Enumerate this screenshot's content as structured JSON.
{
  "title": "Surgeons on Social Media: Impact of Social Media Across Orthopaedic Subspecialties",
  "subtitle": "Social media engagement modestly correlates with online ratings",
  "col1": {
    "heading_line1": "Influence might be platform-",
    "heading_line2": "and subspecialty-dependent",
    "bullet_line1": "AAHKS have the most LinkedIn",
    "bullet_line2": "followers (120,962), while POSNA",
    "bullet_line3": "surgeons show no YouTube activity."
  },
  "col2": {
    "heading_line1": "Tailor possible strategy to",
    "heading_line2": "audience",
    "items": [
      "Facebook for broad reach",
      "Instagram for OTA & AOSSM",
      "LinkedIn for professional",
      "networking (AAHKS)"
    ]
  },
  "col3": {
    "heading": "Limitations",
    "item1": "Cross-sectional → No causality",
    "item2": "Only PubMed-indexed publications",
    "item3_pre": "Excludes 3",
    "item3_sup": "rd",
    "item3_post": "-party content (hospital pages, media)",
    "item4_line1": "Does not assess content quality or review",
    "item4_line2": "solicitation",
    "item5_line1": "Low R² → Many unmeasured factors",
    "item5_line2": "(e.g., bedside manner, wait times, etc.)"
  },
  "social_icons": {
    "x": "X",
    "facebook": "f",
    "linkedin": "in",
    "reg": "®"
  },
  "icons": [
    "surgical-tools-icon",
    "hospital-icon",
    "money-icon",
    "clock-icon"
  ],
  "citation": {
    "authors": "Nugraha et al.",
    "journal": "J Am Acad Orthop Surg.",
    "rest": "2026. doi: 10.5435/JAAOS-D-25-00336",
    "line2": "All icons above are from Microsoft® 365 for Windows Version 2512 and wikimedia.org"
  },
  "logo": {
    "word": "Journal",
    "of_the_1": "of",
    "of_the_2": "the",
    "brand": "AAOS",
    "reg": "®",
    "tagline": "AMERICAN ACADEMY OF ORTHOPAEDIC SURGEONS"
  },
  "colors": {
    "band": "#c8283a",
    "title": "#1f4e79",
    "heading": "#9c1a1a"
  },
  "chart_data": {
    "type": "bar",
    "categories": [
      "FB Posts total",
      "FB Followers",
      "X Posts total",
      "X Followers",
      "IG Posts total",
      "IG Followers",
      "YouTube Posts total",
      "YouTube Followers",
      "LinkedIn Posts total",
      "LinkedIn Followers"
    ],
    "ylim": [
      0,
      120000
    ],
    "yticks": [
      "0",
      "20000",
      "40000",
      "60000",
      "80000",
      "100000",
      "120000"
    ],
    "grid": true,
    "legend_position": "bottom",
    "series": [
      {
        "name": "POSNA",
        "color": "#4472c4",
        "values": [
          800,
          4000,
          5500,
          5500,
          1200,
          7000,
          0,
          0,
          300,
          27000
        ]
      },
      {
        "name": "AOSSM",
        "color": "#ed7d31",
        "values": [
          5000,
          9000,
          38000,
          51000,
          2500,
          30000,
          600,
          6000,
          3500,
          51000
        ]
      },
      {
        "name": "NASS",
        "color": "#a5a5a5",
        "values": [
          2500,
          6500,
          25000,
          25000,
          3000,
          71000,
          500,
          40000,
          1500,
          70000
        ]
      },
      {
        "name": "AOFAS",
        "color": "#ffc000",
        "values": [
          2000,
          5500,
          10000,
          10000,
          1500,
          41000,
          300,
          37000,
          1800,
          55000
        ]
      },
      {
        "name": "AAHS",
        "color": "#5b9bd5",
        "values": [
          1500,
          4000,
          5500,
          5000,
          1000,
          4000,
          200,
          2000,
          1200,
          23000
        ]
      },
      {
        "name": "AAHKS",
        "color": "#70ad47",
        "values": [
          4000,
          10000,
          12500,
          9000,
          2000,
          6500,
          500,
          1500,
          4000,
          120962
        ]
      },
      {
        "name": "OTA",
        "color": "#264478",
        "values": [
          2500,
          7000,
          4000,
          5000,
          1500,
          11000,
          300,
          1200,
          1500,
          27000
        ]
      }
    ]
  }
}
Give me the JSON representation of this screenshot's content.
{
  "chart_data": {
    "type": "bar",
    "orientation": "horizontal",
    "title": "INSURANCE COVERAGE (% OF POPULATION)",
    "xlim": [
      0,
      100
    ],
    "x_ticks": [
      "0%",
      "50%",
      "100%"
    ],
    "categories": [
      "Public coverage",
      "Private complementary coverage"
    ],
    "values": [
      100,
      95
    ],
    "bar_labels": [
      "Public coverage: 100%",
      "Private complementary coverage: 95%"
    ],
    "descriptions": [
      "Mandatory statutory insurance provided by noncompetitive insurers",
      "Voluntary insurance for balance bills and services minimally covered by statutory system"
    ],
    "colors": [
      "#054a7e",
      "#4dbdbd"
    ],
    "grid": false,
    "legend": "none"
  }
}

————————

▶ **WHAT THE TASK ASKS**: Return precisely the lines of the records, starting with the line that holds "Give me the" and ending with the last one.

▶ **RESPONSE FOR THIS EXERCISE**:
Give me the JSON representation of this screenshot's content.
{
  "chart_data": {
    "type": "bar",
    "orientation": "horizontal",
    "title": "INSURANCE COVERAGE (% OF POPULATION)",
    "xlim": [
      0,
      100
    ],
    "x_ticks": [
      "0%",
      "50%",
      "100%"
    ],
    "categories": [
      "Public coverage",
      "Private complementary coverage"
    ],
    "values": [
      100,
      95
    ],
    "bar_labels": [
      "Public coverage: 100%",
      "Private complementary coverage: 95%"
    ],
    "descriptions": [
      "Mandatory statutory insurance provided by noncompetitive insurers",
      "Voluntary insurance for balance bills and services minimally covered by statutory system"
    ],
    "colors": [
      "#054a7e",
      "#4dbdbd"
    ],
    "grid": false,
    "legend": "none"
  }
}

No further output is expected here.